▸ PROVIDED ENTRIES:
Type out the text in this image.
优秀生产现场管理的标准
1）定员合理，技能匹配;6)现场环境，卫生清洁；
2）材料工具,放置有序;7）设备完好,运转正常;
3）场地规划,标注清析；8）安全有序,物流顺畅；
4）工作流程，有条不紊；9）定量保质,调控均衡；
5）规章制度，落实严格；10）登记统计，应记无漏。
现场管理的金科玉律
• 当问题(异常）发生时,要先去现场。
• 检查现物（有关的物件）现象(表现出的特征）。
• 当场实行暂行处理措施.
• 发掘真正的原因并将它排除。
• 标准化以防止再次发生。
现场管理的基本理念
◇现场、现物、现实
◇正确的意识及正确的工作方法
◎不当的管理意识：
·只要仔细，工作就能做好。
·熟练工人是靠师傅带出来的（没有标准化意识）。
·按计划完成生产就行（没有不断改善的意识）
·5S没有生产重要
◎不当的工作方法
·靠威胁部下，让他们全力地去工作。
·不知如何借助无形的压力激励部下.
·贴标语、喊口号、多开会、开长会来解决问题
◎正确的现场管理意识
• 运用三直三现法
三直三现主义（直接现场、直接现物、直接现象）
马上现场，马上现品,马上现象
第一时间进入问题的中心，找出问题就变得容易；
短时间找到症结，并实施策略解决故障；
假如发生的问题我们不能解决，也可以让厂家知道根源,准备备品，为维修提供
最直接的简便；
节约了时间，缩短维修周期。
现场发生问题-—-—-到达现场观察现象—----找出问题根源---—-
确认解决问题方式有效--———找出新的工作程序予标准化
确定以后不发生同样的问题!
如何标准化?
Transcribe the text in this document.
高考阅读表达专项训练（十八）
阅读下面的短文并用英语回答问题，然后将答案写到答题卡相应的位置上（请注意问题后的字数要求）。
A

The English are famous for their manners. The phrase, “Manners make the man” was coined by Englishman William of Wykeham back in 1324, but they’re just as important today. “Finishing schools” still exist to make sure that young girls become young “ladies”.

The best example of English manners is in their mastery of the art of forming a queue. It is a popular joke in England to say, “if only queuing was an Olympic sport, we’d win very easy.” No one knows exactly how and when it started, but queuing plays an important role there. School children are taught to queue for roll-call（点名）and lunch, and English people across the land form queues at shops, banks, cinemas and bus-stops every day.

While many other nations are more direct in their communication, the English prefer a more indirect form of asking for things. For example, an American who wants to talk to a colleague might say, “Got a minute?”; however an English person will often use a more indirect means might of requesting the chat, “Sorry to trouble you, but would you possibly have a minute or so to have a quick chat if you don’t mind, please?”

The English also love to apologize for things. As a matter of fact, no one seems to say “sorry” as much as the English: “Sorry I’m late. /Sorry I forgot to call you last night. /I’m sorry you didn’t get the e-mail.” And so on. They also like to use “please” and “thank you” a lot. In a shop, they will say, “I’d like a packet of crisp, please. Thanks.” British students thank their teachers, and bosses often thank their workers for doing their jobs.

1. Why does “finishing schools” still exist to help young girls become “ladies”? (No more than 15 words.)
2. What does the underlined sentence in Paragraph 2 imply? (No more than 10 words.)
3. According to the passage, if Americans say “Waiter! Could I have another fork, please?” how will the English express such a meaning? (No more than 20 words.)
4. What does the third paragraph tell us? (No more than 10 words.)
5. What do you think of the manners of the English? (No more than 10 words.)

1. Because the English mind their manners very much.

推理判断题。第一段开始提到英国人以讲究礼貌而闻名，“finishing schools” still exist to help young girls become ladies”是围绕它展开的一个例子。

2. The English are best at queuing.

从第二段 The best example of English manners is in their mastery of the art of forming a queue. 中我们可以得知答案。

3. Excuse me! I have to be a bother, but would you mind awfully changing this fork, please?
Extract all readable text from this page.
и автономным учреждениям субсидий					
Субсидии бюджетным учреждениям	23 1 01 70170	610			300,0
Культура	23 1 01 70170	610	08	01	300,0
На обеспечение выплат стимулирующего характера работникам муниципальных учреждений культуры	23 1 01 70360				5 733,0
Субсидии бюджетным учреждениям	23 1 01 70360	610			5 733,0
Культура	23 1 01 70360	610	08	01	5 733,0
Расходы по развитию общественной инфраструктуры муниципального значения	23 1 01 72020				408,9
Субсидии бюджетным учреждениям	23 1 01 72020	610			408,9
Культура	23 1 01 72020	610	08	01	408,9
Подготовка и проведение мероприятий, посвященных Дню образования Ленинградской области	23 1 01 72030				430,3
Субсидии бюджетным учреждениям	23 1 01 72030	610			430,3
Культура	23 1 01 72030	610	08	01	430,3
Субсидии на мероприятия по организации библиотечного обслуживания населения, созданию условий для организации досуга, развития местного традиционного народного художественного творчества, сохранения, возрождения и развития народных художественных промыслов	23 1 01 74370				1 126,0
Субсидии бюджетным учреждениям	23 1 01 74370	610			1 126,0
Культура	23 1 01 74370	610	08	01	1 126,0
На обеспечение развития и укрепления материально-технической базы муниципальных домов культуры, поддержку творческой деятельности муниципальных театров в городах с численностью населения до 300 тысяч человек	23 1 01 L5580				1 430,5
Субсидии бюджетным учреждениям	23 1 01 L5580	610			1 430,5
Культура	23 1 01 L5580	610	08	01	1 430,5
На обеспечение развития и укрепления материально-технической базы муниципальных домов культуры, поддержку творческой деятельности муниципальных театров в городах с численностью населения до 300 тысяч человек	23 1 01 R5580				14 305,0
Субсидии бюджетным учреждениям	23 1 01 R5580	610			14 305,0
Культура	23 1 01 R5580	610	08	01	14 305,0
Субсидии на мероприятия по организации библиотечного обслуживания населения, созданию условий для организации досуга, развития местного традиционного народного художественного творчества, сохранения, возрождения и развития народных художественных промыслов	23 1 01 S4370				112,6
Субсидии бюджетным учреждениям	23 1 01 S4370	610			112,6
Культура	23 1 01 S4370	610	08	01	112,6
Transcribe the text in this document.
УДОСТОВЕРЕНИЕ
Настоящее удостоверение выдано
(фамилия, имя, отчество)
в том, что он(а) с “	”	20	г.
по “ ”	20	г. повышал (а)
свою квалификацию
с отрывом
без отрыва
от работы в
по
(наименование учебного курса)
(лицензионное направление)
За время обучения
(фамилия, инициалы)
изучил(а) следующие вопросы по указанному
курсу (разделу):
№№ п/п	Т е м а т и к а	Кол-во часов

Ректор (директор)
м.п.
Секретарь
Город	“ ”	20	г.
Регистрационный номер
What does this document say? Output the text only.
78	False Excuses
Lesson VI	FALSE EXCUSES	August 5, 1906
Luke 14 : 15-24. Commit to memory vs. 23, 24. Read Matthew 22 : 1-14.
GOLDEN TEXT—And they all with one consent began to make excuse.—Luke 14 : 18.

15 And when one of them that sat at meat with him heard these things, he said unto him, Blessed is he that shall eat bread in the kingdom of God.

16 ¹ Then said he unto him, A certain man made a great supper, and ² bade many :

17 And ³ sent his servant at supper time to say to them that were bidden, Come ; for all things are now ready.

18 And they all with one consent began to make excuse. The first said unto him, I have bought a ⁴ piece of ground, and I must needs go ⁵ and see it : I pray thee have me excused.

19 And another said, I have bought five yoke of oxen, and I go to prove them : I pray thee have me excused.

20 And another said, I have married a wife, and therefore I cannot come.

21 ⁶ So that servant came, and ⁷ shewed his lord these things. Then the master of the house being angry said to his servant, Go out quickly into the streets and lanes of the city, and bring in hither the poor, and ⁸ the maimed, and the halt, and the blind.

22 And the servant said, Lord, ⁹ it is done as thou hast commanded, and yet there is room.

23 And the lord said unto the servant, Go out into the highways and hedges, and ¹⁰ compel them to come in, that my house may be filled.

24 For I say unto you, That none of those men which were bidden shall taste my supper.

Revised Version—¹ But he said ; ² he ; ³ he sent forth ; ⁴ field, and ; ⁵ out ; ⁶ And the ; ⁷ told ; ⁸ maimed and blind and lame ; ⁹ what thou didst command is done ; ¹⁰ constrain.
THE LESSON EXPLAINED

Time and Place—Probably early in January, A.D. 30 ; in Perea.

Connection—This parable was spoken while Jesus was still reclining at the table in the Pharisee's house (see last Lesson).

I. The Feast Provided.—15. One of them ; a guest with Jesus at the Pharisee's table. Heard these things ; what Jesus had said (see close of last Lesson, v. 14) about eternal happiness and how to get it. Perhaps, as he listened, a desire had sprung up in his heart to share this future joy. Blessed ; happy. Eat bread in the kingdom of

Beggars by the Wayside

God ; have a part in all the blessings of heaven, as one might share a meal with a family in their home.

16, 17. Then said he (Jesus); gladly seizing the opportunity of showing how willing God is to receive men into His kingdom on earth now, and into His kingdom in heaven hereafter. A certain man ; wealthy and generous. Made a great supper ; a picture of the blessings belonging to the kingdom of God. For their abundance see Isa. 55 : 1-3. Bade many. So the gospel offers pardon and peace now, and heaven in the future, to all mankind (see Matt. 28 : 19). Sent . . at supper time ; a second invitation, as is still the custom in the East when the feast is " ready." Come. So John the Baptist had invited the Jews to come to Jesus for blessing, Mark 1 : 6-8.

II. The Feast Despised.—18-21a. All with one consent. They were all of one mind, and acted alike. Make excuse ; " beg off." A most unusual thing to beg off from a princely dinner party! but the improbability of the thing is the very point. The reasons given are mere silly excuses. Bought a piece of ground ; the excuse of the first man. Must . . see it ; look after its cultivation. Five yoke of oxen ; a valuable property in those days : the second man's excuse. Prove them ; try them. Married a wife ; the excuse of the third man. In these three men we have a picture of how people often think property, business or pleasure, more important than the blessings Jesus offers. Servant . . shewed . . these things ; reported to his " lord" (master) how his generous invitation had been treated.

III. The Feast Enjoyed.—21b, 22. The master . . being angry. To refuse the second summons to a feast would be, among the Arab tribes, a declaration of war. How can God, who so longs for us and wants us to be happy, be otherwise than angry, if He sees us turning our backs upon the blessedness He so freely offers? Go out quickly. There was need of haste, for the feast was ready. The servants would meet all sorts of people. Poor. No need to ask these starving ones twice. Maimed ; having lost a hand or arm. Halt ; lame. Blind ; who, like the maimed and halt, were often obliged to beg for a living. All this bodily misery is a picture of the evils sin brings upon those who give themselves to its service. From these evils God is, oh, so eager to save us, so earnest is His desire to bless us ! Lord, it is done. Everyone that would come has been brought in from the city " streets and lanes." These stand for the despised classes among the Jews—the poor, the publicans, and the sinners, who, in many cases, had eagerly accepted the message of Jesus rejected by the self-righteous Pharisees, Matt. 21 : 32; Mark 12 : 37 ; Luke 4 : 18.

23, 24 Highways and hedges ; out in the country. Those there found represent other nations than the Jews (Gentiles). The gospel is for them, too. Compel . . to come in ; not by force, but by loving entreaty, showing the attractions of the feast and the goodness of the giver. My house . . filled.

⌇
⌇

▸ GIVEN TASK: Show all lines in the entries above where the word "fork" appears.

▸ PROBLEM SOLUTION:
3. According to the passage, if Americans say “Waiter! Could I have another fork, please?” how will the English express such a meaning? (No more than 20 words.)
3. Excuse me! I have to be a bother, but would you mind awfully changing this fork, please?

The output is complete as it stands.